To be done>
Select each line where the word "text" appears.

begin Stored rows

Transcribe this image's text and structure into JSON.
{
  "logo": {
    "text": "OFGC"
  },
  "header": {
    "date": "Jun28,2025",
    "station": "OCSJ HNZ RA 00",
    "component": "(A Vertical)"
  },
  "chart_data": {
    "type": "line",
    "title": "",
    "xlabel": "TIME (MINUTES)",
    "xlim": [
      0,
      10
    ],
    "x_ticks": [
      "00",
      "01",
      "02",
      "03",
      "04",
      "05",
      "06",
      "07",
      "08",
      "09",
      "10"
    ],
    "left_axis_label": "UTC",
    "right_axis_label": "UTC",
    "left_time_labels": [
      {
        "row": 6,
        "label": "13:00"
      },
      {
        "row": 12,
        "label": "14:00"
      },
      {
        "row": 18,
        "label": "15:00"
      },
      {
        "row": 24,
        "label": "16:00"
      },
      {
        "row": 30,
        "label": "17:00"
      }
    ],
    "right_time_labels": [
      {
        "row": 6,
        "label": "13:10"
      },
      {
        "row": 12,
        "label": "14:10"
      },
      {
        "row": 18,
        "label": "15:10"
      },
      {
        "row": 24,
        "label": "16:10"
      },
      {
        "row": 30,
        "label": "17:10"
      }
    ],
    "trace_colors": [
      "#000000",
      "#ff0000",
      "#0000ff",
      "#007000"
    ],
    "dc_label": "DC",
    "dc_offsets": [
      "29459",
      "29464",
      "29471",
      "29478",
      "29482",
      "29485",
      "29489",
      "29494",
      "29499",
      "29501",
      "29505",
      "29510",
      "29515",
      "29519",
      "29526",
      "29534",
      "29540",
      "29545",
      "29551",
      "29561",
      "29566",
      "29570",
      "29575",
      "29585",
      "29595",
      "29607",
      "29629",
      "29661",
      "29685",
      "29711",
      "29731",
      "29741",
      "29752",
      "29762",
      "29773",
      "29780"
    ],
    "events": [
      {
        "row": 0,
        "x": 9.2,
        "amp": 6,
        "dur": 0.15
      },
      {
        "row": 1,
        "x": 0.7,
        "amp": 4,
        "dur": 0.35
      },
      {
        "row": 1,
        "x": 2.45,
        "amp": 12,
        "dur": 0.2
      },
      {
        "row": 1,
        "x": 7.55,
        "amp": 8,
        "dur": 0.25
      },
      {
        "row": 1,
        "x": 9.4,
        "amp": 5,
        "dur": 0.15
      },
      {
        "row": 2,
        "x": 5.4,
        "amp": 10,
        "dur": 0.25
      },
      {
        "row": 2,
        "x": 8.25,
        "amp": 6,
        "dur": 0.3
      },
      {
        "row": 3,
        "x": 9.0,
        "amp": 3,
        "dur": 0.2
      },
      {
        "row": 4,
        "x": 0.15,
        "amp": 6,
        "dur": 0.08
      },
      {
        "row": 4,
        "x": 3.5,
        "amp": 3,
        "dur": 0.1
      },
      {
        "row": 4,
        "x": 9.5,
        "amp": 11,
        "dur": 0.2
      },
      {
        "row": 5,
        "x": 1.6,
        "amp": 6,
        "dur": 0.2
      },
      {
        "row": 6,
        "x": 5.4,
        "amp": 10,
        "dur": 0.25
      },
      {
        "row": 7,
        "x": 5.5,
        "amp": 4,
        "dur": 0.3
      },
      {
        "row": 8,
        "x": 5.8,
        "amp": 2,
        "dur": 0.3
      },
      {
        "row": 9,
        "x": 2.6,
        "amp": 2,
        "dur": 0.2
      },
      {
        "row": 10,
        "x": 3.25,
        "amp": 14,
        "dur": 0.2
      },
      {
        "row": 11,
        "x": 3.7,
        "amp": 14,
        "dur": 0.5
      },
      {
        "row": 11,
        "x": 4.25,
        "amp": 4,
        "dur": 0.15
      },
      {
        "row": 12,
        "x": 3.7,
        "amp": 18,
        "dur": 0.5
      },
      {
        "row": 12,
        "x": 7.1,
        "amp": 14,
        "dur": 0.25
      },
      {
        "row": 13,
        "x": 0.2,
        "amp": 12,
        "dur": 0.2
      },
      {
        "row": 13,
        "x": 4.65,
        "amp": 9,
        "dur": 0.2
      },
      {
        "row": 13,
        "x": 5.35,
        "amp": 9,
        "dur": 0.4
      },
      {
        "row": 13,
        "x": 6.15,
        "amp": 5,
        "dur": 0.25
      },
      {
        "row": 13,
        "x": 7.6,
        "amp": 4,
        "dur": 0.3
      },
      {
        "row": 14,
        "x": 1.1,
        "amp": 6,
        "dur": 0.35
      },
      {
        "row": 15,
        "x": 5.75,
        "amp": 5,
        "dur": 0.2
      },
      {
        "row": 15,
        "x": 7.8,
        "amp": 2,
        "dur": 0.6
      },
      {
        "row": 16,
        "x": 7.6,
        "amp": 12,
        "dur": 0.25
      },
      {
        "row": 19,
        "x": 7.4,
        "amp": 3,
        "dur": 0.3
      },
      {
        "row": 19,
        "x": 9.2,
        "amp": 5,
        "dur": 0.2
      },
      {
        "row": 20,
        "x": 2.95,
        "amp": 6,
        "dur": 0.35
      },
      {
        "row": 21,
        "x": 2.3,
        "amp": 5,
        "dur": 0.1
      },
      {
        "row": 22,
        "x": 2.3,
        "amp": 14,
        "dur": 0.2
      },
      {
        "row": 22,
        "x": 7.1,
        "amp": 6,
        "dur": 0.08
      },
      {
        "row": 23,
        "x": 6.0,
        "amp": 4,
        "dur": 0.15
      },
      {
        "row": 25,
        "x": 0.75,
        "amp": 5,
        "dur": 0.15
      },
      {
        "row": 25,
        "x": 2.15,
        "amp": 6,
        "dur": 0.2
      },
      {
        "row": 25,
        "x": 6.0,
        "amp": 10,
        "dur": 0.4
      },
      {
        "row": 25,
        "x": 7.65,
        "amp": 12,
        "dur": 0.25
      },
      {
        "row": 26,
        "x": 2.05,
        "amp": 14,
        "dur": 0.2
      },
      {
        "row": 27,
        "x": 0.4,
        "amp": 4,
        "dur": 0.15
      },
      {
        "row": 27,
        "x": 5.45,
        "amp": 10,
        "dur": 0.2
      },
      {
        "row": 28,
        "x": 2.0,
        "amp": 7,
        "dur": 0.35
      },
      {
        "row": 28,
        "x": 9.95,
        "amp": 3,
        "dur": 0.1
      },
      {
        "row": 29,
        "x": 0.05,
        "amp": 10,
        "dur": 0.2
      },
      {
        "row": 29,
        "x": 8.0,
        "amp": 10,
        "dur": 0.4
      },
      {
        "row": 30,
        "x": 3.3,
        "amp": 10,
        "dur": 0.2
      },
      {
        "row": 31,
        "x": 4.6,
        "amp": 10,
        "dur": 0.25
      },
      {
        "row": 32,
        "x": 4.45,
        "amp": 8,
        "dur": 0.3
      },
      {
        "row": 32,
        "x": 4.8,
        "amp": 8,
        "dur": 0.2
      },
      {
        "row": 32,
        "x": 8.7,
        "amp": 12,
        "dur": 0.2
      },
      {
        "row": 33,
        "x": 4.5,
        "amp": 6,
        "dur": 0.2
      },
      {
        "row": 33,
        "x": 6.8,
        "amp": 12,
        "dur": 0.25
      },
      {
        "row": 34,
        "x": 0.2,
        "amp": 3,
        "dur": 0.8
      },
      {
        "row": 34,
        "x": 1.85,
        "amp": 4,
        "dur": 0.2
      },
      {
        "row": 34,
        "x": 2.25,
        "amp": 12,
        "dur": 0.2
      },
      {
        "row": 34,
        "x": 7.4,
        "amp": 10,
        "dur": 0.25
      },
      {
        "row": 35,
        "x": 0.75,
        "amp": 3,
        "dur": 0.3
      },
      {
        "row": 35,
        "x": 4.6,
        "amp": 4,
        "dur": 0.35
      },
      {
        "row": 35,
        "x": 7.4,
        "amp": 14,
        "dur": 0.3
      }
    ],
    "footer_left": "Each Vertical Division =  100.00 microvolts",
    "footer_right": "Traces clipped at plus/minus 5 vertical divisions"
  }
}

end Stored rows

Complete answer>
Transcribe this image's text and structure into JSON.
    "text": "OFGC"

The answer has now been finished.